____ DATASET ROWS
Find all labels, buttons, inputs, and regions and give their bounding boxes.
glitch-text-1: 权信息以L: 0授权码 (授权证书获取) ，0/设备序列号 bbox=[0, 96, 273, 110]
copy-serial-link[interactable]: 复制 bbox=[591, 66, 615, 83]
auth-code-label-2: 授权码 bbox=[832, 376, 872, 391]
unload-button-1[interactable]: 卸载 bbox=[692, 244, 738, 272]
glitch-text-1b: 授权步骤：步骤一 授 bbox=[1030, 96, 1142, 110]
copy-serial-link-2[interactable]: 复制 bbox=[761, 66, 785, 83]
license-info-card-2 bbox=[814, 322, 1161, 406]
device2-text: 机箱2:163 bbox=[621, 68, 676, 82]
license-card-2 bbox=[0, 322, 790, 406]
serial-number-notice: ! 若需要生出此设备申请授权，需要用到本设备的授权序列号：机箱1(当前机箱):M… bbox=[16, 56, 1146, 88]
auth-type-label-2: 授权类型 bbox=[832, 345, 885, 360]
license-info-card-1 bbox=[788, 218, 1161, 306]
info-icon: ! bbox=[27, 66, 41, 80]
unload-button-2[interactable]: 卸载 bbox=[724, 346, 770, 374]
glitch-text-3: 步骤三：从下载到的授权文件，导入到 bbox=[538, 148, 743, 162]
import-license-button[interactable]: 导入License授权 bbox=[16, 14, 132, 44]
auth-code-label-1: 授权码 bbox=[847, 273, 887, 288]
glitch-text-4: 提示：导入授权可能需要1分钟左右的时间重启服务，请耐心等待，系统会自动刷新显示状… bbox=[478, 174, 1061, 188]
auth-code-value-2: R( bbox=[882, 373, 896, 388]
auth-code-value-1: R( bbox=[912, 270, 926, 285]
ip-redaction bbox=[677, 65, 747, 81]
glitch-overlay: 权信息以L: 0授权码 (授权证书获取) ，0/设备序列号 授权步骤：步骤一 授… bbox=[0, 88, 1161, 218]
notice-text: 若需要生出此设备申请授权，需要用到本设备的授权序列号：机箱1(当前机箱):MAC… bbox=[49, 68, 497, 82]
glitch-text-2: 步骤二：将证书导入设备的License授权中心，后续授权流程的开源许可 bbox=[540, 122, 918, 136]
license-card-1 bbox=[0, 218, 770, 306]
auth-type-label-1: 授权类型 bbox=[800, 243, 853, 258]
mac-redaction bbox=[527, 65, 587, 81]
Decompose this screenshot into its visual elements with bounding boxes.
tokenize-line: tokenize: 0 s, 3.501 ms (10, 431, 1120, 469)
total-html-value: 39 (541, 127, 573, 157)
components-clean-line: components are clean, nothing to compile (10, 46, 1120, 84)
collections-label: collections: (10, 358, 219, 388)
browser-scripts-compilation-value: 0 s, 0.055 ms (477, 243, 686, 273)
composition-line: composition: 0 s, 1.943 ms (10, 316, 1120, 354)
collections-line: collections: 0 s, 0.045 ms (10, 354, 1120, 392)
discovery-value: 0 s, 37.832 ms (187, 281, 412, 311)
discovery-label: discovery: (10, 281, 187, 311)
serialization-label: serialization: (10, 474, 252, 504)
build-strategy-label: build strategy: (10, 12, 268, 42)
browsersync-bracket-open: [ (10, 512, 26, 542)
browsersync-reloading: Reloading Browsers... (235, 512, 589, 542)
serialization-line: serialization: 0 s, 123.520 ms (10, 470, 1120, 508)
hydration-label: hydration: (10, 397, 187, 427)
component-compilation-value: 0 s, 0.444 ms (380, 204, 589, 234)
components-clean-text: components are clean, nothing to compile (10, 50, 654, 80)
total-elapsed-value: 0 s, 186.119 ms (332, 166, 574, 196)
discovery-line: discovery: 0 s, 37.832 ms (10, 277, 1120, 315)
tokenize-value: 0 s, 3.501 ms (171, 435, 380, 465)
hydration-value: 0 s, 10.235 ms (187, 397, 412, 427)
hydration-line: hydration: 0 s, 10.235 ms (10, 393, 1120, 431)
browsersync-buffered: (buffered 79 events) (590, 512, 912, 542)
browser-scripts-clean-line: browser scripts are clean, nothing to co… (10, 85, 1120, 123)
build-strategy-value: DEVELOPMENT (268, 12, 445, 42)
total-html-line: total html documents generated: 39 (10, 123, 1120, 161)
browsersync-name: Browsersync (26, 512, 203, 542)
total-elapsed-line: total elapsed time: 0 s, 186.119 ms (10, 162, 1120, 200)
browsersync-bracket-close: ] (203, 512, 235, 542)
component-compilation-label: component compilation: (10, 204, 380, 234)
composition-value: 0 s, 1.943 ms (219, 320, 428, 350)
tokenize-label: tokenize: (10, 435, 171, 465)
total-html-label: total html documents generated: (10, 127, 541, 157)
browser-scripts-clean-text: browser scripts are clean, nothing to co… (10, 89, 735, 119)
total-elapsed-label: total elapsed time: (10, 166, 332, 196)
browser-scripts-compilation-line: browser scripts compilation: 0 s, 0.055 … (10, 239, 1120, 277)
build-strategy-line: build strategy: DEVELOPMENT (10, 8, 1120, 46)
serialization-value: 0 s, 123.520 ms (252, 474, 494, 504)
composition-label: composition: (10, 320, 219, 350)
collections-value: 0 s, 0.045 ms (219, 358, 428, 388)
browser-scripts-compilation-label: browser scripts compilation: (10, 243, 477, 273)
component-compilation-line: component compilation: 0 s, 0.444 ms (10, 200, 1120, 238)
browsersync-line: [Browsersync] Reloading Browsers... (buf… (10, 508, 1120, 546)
________
• [GIVEN PROBLEM]
Repeat the items verbatim, from the start through the line containing "ip-redaction bbox=[677, 65, 747, 81]".

• [EXERCISE SOLUTION]
Find all labels, buttons, inputs, and regions and give their bounding boxes.
glitch-text-1: 权信息以L: 0授权码 (授权证书获取) ，0/设备序列号 bbox=[0, 96, 273, 110]
copy-serial-link[interactable]: 复制 bbox=[591, 66, 615, 83]
auth-code-label-2: 授权码 bbox=[832, 376, 872, 391]
unload-button-1[interactable]: 卸载 bbox=[692, 244, 738, 272]
glitch-text-1b: 授权步骤：步骤一 授 bbox=[1030, 96, 1142, 110]
copy-serial-link-2[interactable]: 复制 bbox=[761, 66, 785, 83]
license-info-card-2 bbox=[814, 322, 1161, 406]
device2-text: 机箱2:163 bbox=[621, 68, 676, 82]
license-card-2 bbox=[0, 322, 790, 406]
serial-number-notice: ! 若需要生出此设备申请授权，需要用到本设备的授权序列号：机箱1(当前机箱):M… bbox=[16, 56, 1146, 88]
auth-type-label-2: 授权类型 bbox=[832, 345, 885, 360]
license-info-card-1 bbox=[788, 218, 1161, 306]
info-icon: ! bbox=[27, 66, 41, 80]
unload-button-2[interactable]: 卸载 bbox=[724, 346, 770, 374]
glitch-text-3: 步骤三：从下载到的授权文件，导入到 bbox=[538, 148, 743, 162]
import-license-button[interactable]: 导入License授权 bbox=[16, 14, 132, 44]
auth-code-label-1: 授权码 bbox=[847, 273, 887, 288]
glitch-text-4: 提示：导入授权可能需要1分钟左右的时间重启服务，请耐心等待，系统会自动刷新显示状… bbox=[478, 174, 1061, 188]
auth-code-value-2: R( bbox=[882, 373, 896, 388]
auth-code-value-1: R( bbox=[912, 270, 926, 285]
ip-redaction bbox=[677, 65, 747, 81]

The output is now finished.